> _Exercise details_
Reproduce all entries word for word.

>> START Available data

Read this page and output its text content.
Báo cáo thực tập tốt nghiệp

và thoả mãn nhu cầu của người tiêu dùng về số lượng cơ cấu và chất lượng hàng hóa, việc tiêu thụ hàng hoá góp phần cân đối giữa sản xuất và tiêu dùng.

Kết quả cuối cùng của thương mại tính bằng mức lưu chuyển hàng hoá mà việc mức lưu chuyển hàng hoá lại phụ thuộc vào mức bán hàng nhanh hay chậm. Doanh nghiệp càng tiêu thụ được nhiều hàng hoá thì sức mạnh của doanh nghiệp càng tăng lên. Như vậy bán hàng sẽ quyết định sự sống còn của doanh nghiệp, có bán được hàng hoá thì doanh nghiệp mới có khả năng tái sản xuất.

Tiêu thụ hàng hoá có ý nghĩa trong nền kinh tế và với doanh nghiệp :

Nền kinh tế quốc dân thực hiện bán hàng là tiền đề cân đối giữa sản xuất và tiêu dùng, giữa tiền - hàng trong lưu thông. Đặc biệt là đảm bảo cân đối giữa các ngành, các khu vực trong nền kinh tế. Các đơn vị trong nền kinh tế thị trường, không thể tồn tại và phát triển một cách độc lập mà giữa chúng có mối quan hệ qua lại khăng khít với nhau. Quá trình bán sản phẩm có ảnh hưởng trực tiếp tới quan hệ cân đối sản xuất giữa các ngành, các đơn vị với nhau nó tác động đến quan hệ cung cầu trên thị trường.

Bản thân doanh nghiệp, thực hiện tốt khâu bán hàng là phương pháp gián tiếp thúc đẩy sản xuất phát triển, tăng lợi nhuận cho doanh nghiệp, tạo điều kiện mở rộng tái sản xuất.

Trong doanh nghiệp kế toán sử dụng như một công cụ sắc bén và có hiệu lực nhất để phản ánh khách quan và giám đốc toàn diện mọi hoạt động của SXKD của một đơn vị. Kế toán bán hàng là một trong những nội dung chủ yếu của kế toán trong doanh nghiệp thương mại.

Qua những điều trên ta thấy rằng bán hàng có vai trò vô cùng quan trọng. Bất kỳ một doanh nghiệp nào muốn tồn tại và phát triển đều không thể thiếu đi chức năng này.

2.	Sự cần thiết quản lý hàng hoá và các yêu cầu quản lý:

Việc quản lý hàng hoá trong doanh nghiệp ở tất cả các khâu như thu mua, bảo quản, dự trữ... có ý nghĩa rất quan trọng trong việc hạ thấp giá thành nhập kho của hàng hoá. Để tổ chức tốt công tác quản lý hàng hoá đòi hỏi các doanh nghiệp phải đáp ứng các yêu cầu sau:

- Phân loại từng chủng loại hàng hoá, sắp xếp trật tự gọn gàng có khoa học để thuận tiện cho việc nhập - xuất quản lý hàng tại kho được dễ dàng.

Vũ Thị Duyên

>> END Available data

> _Completed task_
Read this page and output its text content.
Báo cáo thực tập tốt nghiệp

và thoả mãn nhu cầu của người tiêu dùng về số lượng cơ cấu và chất lượng hàng hóa, việc tiêu thụ hàng hoá góp phần cân đối giữa sản xuất và tiêu dùng.

Kết quả cuối cùng của thương mại tính bằng mức lưu chuyển hàng hoá mà việc mức lưu chuyển hàng hoá lại phụ thuộc vào mức bán hàng nhanh hay chậm. Doanh nghiệp càng tiêu thụ được nhiều hàng hoá thì sức mạnh của doanh nghiệp càng tăng lên. Như vậy bán hàng sẽ quyết định sự sống còn của doanh nghiệp, có bán được hàng hoá thì doanh nghiệp mới có khả năng tái sản xuất.

Tiêu thụ hàng hoá có ý nghĩa trong nền kinh tế và với doanh nghiệp :

Nền kinh tế quốc dân thực hiện bán hàng là tiền đề cân đối giữa sản xuất và tiêu dùng, giữa tiền - hàng trong lưu thông. Đặc biệt là đảm bảo cân đối giữa các ngành, các khu vực trong nền kinh tế. Các đơn vị trong nền kinh tế thị trường, không thể tồn tại và phát triển một cách độc lập mà giữa chúng có mối quan hệ qua lại khăng khít với nhau. Quá trình bán sản phẩm có ảnh hưởng trực tiếp tới quan hệ cân đối sản xuất giữa các ngành, các đơn vị với nhau nó tác động đến quan hệ cung cầu trên thị trường.

Bản thân doanh nghiệp, thực hiện tốt khâu bán hàng là phương pháp gián tiếp thúc đẩy sản xuất phát triển, tăng lợi nhuận cho doanh nghiệp, tạo điều kiện mở rộng tái sản xuất.

Trong doanh nghiệp kế toán sử dụng như một công cụ sắc bén và có hiệu lực nhất để phản ánh khách quan và giám đốc toàn diện mọi hoạt động của SXKD của một đơn vị. Kế toán bán hàng là một trong những nội dung chủ yếu của kế toán trong doanh nghiệp thương mại.

Qua những điều trên ta thấy rằng bán hàng có vai trò vô cùng quan trọng. Bất kỳ một doanh nghiệp nào muốn tồn tại và phát triển đều không thể thiếu đi chức năng này.

2.	Sự cần thiết quản lý hàng hoá và các yêu cầu quản lý:

Việc quản lý hàng hoá trong doanh nghiệp ở tất cả các khâu như thu mua, bảo quản, dự trữ... có ý nghĩa rất quan trọng trong việc hạ thấp giá thành nhập kho của hàng hoá. Để tổ chức tốt công tác quản lý hàng hoá đòi hỏi các doanh nghiệp phải đáp ứng các yêu cầu sau:

- Phân loại từng chủng loại hàng hoá, sắp xếp trật tự gọn gàng có khoa học để thuận tiện cho việc nhập - xuất quản lý hàng tại kho được dễ dàng.

Vũ Thị Duyên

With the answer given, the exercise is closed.